Exercise description: In your copy, repeat the records exactly and leave out the pictures.

(Dataset entries)

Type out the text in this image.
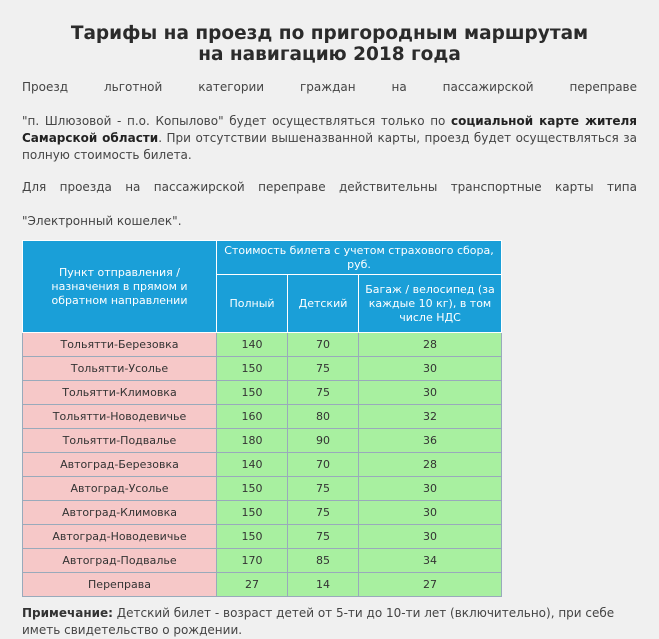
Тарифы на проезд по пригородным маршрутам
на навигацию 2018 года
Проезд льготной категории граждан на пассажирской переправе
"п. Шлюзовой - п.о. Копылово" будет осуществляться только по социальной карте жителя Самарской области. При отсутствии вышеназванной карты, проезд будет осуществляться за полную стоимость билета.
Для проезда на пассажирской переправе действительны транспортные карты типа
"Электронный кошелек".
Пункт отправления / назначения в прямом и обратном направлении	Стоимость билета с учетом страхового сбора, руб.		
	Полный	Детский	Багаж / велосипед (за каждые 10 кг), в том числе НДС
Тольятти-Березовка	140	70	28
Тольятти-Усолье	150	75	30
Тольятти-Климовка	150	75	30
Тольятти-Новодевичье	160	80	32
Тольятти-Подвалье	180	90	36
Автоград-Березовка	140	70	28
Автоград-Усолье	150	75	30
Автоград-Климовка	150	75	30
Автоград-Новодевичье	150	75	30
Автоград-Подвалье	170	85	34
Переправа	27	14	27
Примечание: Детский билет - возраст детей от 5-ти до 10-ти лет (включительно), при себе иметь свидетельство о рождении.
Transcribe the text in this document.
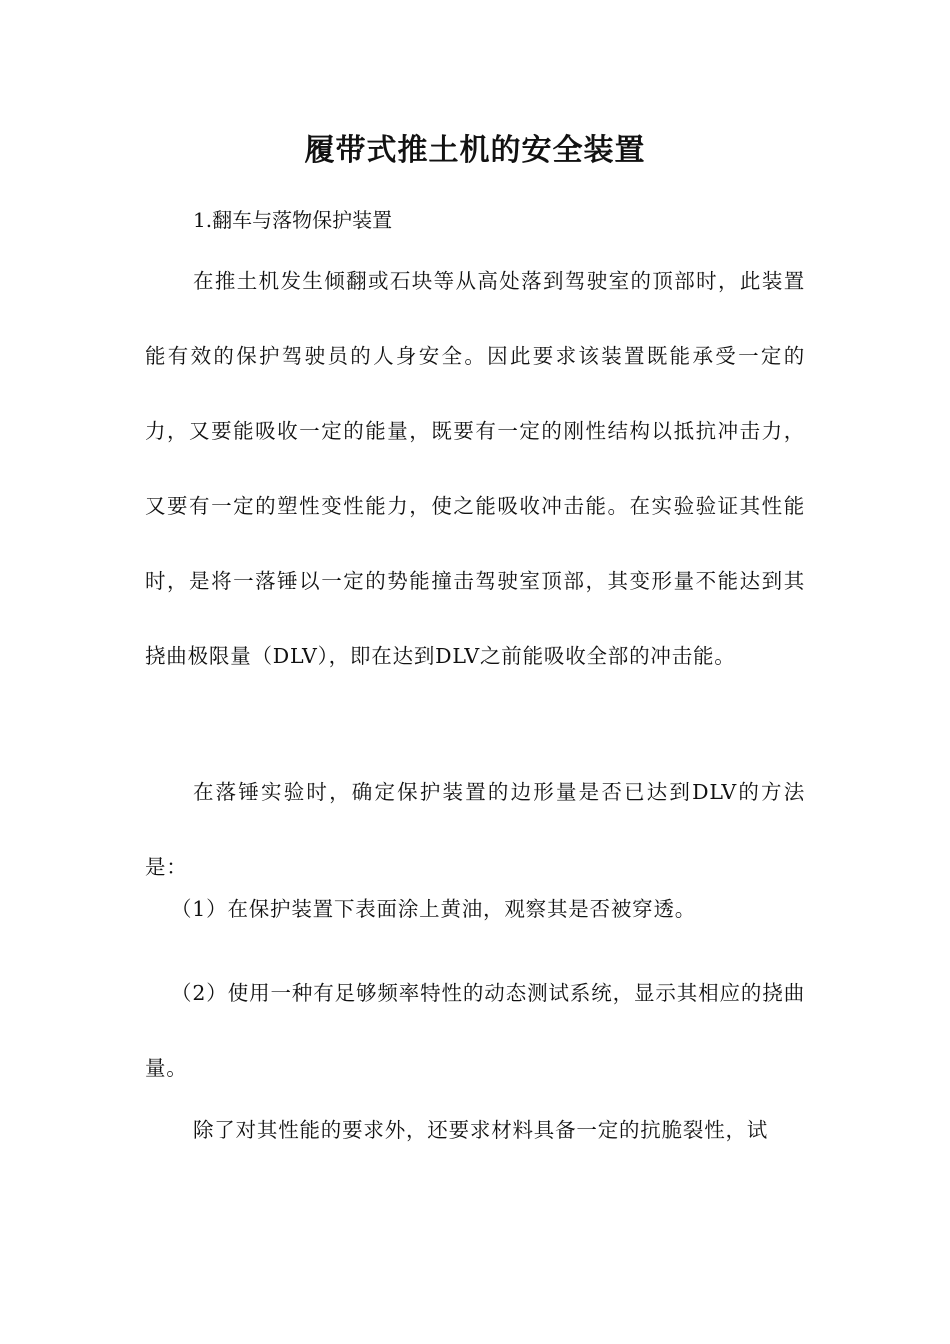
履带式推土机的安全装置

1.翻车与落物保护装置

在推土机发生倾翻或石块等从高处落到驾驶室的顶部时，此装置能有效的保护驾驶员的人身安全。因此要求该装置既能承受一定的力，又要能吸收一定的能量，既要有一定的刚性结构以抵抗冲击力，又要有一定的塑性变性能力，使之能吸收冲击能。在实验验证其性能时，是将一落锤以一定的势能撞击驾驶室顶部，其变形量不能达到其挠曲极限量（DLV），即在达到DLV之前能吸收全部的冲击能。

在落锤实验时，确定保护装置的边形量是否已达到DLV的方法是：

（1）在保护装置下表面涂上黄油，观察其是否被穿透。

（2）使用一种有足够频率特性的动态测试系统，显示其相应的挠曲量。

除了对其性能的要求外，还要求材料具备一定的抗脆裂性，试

Result:
Type out the text in this image.
Тарифы на проезд по пригородным маршрутам
на навигацию 2018 года
Проезд льготной категории граждан на пассажирской переправе
"п. Шлюзовой - п.о. Копылово" будет осуществляться только по социальной карте жителя Самарской области. При отсутствии вышеназванной карты, проезд будет осуществляться за полную стоимость билета.
Для проезда на пассажирской переправе действительны транспортные карты типа
"Электронный кошелек".
Пункт отправления / назначения в прямом и обратном направлении	Стоимость билета с учетом страхового сбора, руб.		
	Полный	Детский	Багаж / велосипед (за каждые 10 кг), в том числе НДС
Тольятти-Березовка	140	70	28
Тольятти-Усолье	150	75	30
Тольятти-Климовка	150	75	30
Тольятти-Новодевичье	160	80	32
Тольятти-Подвалье	180	90	36
Автоград-Березовка	140	70	28
Автоград-Усолье	150	75	30
Автоград-Климовка	150	75	30
Автоград-Новодевичье	150	75	30
Автоград-Подвалье	170	85	34
Переправа	27	14	27
Примечание: Детский билет - возраст детей от 5-ти до 10-ти лет (включительно), при себе иметь свидетельство о рождении.
Transcribe the text in this document.
履带式推土机的安全装置

1.翻车与落物保护装置

在推土机发生倾翻或石块等从高处落到驾驶室的顶部时，此装置能有效的保护驾驶员的人身安全。因此要求该装置既能承受一定的力，又要能吸收一定的能量，既要有一定的刚性结构以抵抗冲击力，又要有一定的塑性变性能力，使之能吸收冲击能。在实验验证其性能时，是将一落锤以一定的势能撞击驾驶室顶部，其变形量不能达到其挠曲极限量（DLV），即在达到DLV之前能吸收全部的冲击能。

在落锤实验时，确定保护装置的边形量是否已达到DLV的方法是：

（1）在保护装置下表面涂上黄油，观察其是否被穿透。

（2）使用一种有足够频率特性的动态测试系统，显示其相应的挠曲量。

除了对其性能的要求外，还要求材料具备一定的抗脆裂性，试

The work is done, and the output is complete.